### INSTRUCTION
Would you pull out every line of the material that contains the string "control"?

***** TASK INPUT

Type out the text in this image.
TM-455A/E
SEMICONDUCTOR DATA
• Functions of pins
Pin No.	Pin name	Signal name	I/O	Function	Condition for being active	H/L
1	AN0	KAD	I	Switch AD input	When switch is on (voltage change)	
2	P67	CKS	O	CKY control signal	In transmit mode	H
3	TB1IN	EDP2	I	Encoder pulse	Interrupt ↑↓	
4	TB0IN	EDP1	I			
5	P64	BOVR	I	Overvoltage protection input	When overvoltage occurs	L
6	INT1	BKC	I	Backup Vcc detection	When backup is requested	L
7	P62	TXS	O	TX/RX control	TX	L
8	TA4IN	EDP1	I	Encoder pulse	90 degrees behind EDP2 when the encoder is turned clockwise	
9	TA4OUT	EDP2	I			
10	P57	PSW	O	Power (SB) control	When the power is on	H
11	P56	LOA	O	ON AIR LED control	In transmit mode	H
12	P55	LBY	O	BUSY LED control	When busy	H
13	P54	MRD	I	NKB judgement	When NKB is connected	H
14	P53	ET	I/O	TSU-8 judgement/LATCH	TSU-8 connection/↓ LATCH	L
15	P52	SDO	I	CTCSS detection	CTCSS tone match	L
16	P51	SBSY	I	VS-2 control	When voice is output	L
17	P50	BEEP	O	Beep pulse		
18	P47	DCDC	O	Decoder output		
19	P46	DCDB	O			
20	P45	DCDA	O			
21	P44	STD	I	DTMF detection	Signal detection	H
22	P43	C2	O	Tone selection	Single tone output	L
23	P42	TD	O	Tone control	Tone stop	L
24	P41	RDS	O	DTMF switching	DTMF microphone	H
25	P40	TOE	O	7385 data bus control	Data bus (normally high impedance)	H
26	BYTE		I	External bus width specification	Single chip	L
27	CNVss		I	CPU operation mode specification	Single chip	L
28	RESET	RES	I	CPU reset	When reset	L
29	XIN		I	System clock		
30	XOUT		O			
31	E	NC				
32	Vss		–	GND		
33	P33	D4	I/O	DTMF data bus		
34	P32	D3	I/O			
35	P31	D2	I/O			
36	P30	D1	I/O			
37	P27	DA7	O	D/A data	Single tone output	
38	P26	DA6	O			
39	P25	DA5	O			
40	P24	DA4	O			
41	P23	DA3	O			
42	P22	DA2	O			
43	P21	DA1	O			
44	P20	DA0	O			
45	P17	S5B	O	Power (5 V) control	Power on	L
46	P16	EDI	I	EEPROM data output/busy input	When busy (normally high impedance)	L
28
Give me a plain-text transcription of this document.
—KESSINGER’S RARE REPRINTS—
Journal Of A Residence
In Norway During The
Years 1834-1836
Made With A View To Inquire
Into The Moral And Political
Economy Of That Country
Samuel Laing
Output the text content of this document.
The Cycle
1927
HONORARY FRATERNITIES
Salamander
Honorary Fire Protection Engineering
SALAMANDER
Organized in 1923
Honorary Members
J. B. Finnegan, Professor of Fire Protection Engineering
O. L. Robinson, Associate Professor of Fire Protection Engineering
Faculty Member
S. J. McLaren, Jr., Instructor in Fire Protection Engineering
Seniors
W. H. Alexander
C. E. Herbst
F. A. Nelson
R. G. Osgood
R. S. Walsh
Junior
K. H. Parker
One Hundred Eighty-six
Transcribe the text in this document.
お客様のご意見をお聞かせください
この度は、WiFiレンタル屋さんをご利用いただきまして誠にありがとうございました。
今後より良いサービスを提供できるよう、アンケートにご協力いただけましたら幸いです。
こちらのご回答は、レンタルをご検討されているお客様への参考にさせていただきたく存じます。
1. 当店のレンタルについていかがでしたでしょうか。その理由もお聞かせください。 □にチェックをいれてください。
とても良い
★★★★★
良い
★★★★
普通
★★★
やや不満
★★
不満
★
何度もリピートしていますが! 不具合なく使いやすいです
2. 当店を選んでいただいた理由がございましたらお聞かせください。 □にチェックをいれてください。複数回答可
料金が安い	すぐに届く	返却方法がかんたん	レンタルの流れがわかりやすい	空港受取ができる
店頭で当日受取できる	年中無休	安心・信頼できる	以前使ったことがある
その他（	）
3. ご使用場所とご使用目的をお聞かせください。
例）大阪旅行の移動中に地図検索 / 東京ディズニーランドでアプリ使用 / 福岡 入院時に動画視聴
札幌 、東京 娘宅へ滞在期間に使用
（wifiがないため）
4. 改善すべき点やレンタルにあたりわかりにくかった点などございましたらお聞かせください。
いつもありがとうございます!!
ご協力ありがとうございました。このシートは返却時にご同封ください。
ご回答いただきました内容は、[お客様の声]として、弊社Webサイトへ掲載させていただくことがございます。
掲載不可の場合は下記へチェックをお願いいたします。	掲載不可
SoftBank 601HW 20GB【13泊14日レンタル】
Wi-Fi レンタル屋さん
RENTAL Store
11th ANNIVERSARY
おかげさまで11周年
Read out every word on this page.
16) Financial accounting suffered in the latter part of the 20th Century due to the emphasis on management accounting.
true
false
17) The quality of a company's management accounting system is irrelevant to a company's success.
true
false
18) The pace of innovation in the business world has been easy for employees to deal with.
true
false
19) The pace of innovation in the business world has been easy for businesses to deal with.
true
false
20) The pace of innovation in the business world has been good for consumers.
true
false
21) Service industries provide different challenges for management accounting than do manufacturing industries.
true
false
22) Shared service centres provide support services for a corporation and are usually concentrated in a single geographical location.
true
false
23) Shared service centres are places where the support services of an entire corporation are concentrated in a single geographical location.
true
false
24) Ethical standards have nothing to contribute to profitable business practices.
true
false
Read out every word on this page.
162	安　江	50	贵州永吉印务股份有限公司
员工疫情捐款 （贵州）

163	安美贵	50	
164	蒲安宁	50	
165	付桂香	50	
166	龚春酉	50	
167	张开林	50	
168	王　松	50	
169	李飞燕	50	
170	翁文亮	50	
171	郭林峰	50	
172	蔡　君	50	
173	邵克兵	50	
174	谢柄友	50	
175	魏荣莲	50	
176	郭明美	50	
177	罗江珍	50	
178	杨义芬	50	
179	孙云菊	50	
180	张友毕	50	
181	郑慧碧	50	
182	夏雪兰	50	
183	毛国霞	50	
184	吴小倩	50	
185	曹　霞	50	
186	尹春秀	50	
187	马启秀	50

**********

### REPLY TO THE TASK
2	P67	CKS	O	CKY control signal	In transmit mode	H
7	P62	TXS	O	TX/RX control	TX	L
10	P57	PSW	O	Power (SB) control	When the power is on	H
11	P56	LOA	O	ON AIR LED control	In transmit mode	H
12	P55	LBY	O	BUSY LED control	When busy	H
16	P51	SBSY	I	VS-2 control	When voice is output	L
23	P42	TD	O	Tone control	Tone stop	L
25	P40	TOE	O	7385 data bus control	Data bus (normally high impedance)	H
45	P17	S5B	O	Power (5 V) control	Power on	L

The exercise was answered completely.